### Task description
The records below must be transcribed exactly. Do not include the pictures.

-- Data in this exercise start --

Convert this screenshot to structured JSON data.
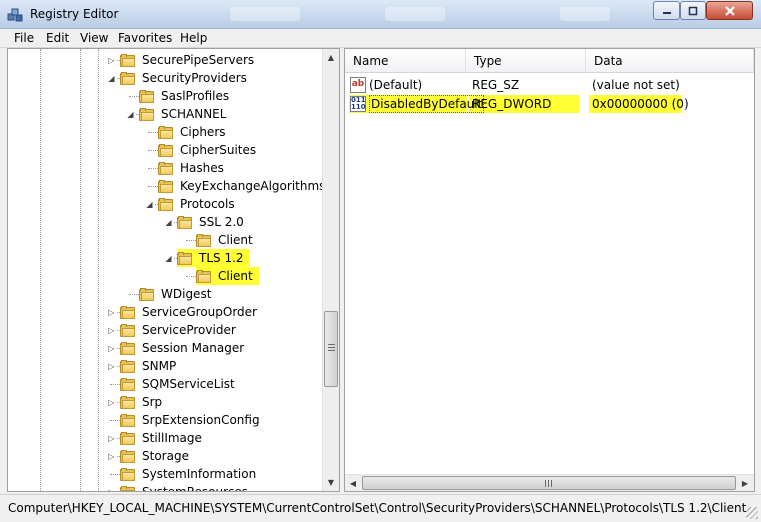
{
  "window": {
    "title": "Registry Editor"
  },
  "menu": [
    "File",
    "Edit",
    "View",
    "Favorites",
    "Help"
  ],
  "tree": {
    "items": [
      {
        "label": "SecurePipeServers",
        "level": 0,
        "expander": "collapsed"
      },
      {
        "label": "SecurityProviders",
        "level": 0,
        "expander": "expanded"
      },
      {
        "label": "SaslProfiles",
        "level": 1,
        "expander": "none"
      },
      {
        "label": "SCHANNEL",
        "level": 1,
        "expander": "expanded"
      },
      {
        "label": "Ciphers",
        "level": 2,
        "expander": "none"
      },
      {
        "label": "CipherSuites",
        "level": 2,
        "expander": "none"
      },
      {
        "label": "Hashes",
        "level": 2,
        "expander": "none"
      },
      {
        "label": "KeyExchangeAlgorithms",
        "level": 2,
        "expander": "none"
      },
      {
        "label": "Protocols",
        "level": 2,
        "expander": "expanded"
      },
      {
        "label": "SSL 2.0",
        "level": 3,
        "expander": "expanded"
      },
      {
        "label": "Client",
        "level": 4,
        "expander": "none"
      },
      {
        "label": "TLS 1.2",
        "level": 3,
        "expander": "expanded",
        "highlight": true
      },
      {
        "label": "Client",
        "level": 4,
        "expander": "none",
        "highlight": true,
        "selected": true
      },
      {
        "label": "WDigest",
        "level": 1,
        "expander": "none"
      },
      {
        "label": "ServiceGroupOrder",
        "level": 0,
        "expander": "collapsed"
      },
      {
        "label": "ServiceProvider",
        "level": 0,
        "expander": "collapsed"
      },
      {
        "label": "Session Manager",
        "level": 0,
        "expander": "collapsed"
      },
      {
        "label": "SNMP",
        "level": 0,
        "expander": "collapsed"
      },
      {
        "label": "SQMServiceList",
        "level": 0,
        "expander": "none"
      },
      {
        "label": "Srp",
        "level": 0,
        "expander": "collapsed"
      },
      {
        "label": "SrpExtensionConfig",
        "level": 0,
        "expander": "none"
      },
      {
        "label": "StillImage",
        "level": 0,
        "expander": "collapsed"
      },
      {
        "label": "Storage",
        "level": 0,
        "expander": "collapsed"
      },
      {
        "label": "SystemInformation",
        "level": 0,
        "expander": "none"
      },
      {
        "label": "SystemResources",
        "level": 0,
        "expander": "collapsed"
      }
    ]
  },
  "list": {
    "columns": [
      "Name",
      "Type",
      "Data"
    ],
    "rows": [
      {
        "name": "(Default)",
        "type": "REG_SZ",
        "data": "(value not set)",
        "icon": "string-value-icon",
        "icon_text": "ab"
      },
      {
        "name": "DisabledByDefault",
        "type": "REG_DWORD",
        "data": "0x00000000 (0)",
        "icon": "binary-value-icon",
        "icon_text": "011 110",
        "highlight": true
      }
    ]
  },
  "status": {
    "path": "Computer\\HKEY_LOCAL_MACHINE\\SYSTEM\\CurrentControlSet\\Control\\SecurityProviders\\SCHANNEL\\Protocols\\TLS 1.2\\Client"
  },
  "colors": {
    "highlight": "#ffff33",
    "folder": "#f0c95a",
    "titlebar": "#c9d7ea"
  }
}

-- Data in this exercise end --

### Written solution
Convert this screenshot to structured JSON data.
{
  "window": {
    "title": "Registry Editor"
  },
  "menu": [
    "File",
    "Edit",
    "View",
    "Favorites",
    "Help"
  ],
  "tree": {
    "items": [
      {
        "label": "SecurePipeServers",
        "level": 0,
        "expander": "collapsed"
      },
      {
        "label": "SecurityProviders",
        "level": 0,
        "expander": "expanded"
      },
      {
        "label": "SaslProfiles",
        "level": 1,
        "expander": "none"
      },
      {
        "label": "SCHANNEL",
        "level": 1,
        "expander": "expanded"
      },
      {
        "label": "Ciphers",
        "level": 2,
        "expander": "none"
      },
      {
        "label": "CipherSuites",
        "level": 2,
        "expander": "none"
      },
      {
        "label": "Hashes",
        "level": 2,
        "expander": "none"
      },
      {
        "label": "KeyExchangeAlgorithms",
        "level": 2,
        "expander": "none"
      },
      {
        "label": "Protocols",
        "level": 2,
        "expander": "expanded"
      },
      {
        "label": "SSL 2.0",
        "level": 3,
        "expander": "expanded"
      },
      {
        "label": "Client",
        "level": 4,
        "expander": "none"
      },
      {
        "label": "TLS 1.2",
        "level": 3,
        "expander": "expanded",
        "highlight": true
      },
      {
        "label": "Client",
        "level": 4,
        "expander": "none",
        "highlight": true,
        "selected": true
      },
      {
        "label": "WDigest",
        "level": 1,
        "expander": "none"
      },
      {
        "label": "ServiceGroupOrder",
        "level": 0,
        "expander": "collapsed"
      },
      {
        "label": "ServiceProvider",
        "level": 0,
        "expander": "collapsed"
      },
      {
        "label": "Session Manager",
        "level": 0,
        "expander": "collapsed"
      },
      {
        "label": "SNMP",
        "level": 0,
        "expander": "collapsed"
      },
      {
        "label": "SQMServiceList",
        "level": 0,
        "expander": "none"
      },
      {
        "label": "Srp",
        "level": 0,
        "expander": "collapsed"
      },
      {
        "label": "SrpExtensionConfig",
        "level": 0,
        "expander": "none"
      },
      {
        "label": "StillImage",
        "level": 0,
        "expander": "collapsed"
      },
      {
        "label": "Storage",
        "level": 0,
        "expander": "collapsed"
      },
      {
        "label": "SystemInformation",
        "level": 0,
        "expander": "none"
      },
      {
        "label": "SystemResources",
        "level": 0,
        "expander": "collapsed"
      }
    ]
  },
  "list": {
    "columns": [
      "Name",
      "Type",
      "Data"
    ],
    "rows": [
      {
        "name": "(Default)",
        "type": "REG_SZ",
        "data": "(value not set)",
        "icon": "string-value-icon",
        "icon_text": "ab"
      },
      {
        "name": "DisabledByDefault",
        "type": "REG_DWORD",
        "data": "0x00000000 (0)",
        "icon": "binary-value-icon",
        "icon_text": "011 110",
        "highlight": true
      }
    ]
  },
  "status": {
    "path": "Computer\\HKEY_LOCAL_MACHINE\\SYSTEM\\CurrentControlSet\\Control\\SecurityProviders\\SCHANNEL\\Protocols\\TLS 1.2\\Client"
  },
  "colors": {
    "highlight": "#ffff33",
    "folder": "#f0c95a",
    "titlebar": "#c9d7ea"
  }
}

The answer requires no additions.